# Records for processing:

━━━

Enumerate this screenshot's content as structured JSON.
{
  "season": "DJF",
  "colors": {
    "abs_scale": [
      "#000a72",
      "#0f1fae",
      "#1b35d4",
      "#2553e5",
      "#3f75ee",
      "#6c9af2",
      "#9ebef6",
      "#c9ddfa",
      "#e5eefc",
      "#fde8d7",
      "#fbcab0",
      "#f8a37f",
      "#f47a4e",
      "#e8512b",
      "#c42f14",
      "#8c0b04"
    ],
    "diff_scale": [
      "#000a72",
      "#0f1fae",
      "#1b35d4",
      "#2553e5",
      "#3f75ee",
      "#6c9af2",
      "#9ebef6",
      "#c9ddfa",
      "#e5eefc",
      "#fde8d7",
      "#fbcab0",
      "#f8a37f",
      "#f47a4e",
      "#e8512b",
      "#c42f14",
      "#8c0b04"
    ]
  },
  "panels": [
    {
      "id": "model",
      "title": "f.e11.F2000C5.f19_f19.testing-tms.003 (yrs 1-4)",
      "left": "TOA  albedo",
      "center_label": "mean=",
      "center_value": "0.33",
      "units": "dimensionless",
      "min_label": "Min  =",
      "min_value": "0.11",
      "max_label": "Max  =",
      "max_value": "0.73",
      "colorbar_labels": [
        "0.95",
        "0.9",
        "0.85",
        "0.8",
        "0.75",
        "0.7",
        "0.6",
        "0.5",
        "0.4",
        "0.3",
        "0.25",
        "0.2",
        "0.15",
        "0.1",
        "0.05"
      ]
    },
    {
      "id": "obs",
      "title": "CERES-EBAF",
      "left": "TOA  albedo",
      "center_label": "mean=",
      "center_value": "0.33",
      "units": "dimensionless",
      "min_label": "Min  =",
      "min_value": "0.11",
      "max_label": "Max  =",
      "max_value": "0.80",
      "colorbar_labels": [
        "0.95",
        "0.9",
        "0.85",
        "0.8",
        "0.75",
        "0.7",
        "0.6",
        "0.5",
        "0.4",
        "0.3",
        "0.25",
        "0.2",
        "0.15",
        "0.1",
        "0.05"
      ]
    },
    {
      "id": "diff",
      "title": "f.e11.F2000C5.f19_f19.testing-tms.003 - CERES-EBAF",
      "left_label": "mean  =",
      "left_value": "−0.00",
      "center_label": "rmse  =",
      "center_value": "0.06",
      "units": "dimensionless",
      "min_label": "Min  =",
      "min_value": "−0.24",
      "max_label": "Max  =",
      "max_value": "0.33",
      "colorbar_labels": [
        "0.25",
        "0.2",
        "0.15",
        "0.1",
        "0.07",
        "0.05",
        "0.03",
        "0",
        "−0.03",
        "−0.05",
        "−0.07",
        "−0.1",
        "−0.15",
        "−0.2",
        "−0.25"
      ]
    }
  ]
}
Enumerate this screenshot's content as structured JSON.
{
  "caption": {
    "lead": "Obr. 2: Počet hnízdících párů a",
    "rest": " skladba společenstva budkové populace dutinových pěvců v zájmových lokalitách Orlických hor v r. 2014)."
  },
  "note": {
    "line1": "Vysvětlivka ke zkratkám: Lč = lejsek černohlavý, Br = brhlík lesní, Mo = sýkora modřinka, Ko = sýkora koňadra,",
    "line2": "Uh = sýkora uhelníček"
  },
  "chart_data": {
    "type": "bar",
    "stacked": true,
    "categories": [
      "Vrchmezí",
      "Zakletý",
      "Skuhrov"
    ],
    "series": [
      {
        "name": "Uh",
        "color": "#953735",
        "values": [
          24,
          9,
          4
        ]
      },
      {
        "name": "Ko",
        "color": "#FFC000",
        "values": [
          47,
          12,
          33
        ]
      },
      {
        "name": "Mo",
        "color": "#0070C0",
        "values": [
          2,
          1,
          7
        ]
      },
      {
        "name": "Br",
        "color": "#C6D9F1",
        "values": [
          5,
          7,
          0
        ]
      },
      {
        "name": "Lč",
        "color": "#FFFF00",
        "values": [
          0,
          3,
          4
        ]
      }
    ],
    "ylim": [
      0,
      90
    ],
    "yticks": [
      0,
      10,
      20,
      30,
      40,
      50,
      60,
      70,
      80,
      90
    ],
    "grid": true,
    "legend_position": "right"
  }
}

━━━

# Work required:
Above are the records; retype every one exactly.

# Answer to this exercise:
Enumerate this screenshot's content as structured JSON.
{
  "season": "DJF",
  "colors": {
    "abs_scale": [
      "#000a72",
      "#0f1fae",
      "#1b35d4",
      "#2553e5",
      "#3f75ee",
      "#6c9af2",
      "#9ebef6",
      "#c9ddfa",
      "#e5eefc",
      "#fde8d7",
      "#fbcab0",
      "#f8a37f",
      "#f47a4e",
      "#e8512b",
      "#c42f14",
      "#8c0b04"
    ],
    "diff_scale": [
      "#000a72",
      "#0f1fae",
      "#1b35d4",
      "#2553e5",
      "#3f75ee",
      "#6c9af2",
      "#9ebef6",
      "#c9ddfa",
      "#e5eefc",
      "#fde8d7",
      "#fbcab0",
      "#f8a37f",
      "#f47a4e",
      "#e8512b",
      "#c42f14",
      "#8c0b04"
    ]
  },
  "panels": [
    {
      "id": "model",
      "title": "f.e11.F2000C5.f19_f19.testing-tms.003 (yrs 1-4)",
      "left": "TOA  albedo",
      "center_label": "mean=",
      "center_value": "0.33",
      "units": "dimensionless",
      "min_label": "Min  =",
      "min_value": "0.11",
      "max_label": "Max  =",
      "max_value": "0.73",
      "colorbar_labels": [
        "0.95",
        "0.9",
        "0.85",
        "0.8",
        "0.75",
        "0.7",
        "0.6",
        "0.5",
        "0.4",
        "0.3",
        "0.25",
        "0.2",
        "0.15",
        "0.1",
        "0.05"
      ]
    },
    {
      "id": "obs",
      "title": "CERES-EBAF",
      "left": "TOA  albedo",
      "center_label": "mean=",
      "center_value": "0.33",
      "units": "dimensionless",
      "min_label": "Min  =",
      "min_value": "0.11",
      "max_label": "Max  =",
      "max_value": "0.80",
      "colorbar_labels": [
        "0.95",
        "0.9",
        "0.85",
        "0.8",
        "0.75",
        "0.7",
        "0.6",
        "0.5",
        "0.4",
        "0.3",
        "0.25",
        "0.2",
        "0.15",
        "0.1",
        "0.05"
      ]
    },
    {
      "id": "diff",
      "title": "f.e11.F2000C5.f19_f19.testing-tms.003 - CERES-EBAF",
      "left_label": "mean  =",
      "left_value": "−0.00",
      "center_label": "rmse  =",
      "center_value": "0.06",
      "units": "dimensionless",
      "min_label": "Min  =",
      "min_value": "−0.24",
      "max_label": "Max  =",
      "max_value": "0.33",
      "colorbar_labels": [
        "0.25",
        "0.2",
        "0.15",
        "0.1",
        "0.07",
        "0.05",
        "0.03",
        "0",
        "−0.03",
        "−0.05",
        "−0.07",
        "−0.1",
        "−0.15",
        "−0.2",
        "−0.25"
      ]
    }
  ]
}
Enumerate this screenshot's content as structured JSON.
{
  "caption": {
    "lead": "Obr. 2: Počet hnízdících párů a",
    "rest": " skladba společenstva budkové populace dutinových pěvců v zájmových lokalitách Orlických hor v r. 2014)."
  },
  "note": {
    "line1": "Vysvětlivka ke zkratkám: Lč = lejsek černohlavý, Br = brhlík lesní, Mo = sýkora modřinka, Ko = sýkora koňadra,",
    "line2": "Uh = sýkora uhelníček"
  },
  "chart_data": {
    "type": "bar",
    "stacked": true,
    "categories": [
      "Vrchmezí",
      "Zakletý",
      "Skuhrov"
    ],
    "series": [
      {
        "name": "Uh",
        "color": "#953735",
        "values": [
          24,
          9,
          4
        ]
      },
      {
        "name": "Ko",
        "color": "#FFC000",
        "values": [
          47,
          12,
          33
        ]
      },
      {
        "name": "Mo",
        "color": "#0070C0",
        "values": [
          2,
          1,
          7
        ]
      },
      {
        "name": "Br",
        "color": "#C6D9F1",
        "values": [
          5,
          7,
          0
        ]
      },
      {
        "name": "Lč",
        "color": "#FFFF00",
        "values": [
          0,
          3,
          4
        ]
      }
    ],
    "ylim": [
      0,
      90
    ],
    "yticks": [
      0,
      10,
      20,
      30,
      40,
      50,
      60,
      70,
      80,
      90
    ],
    "grid": true,
    "legend_position": "right"
  }
}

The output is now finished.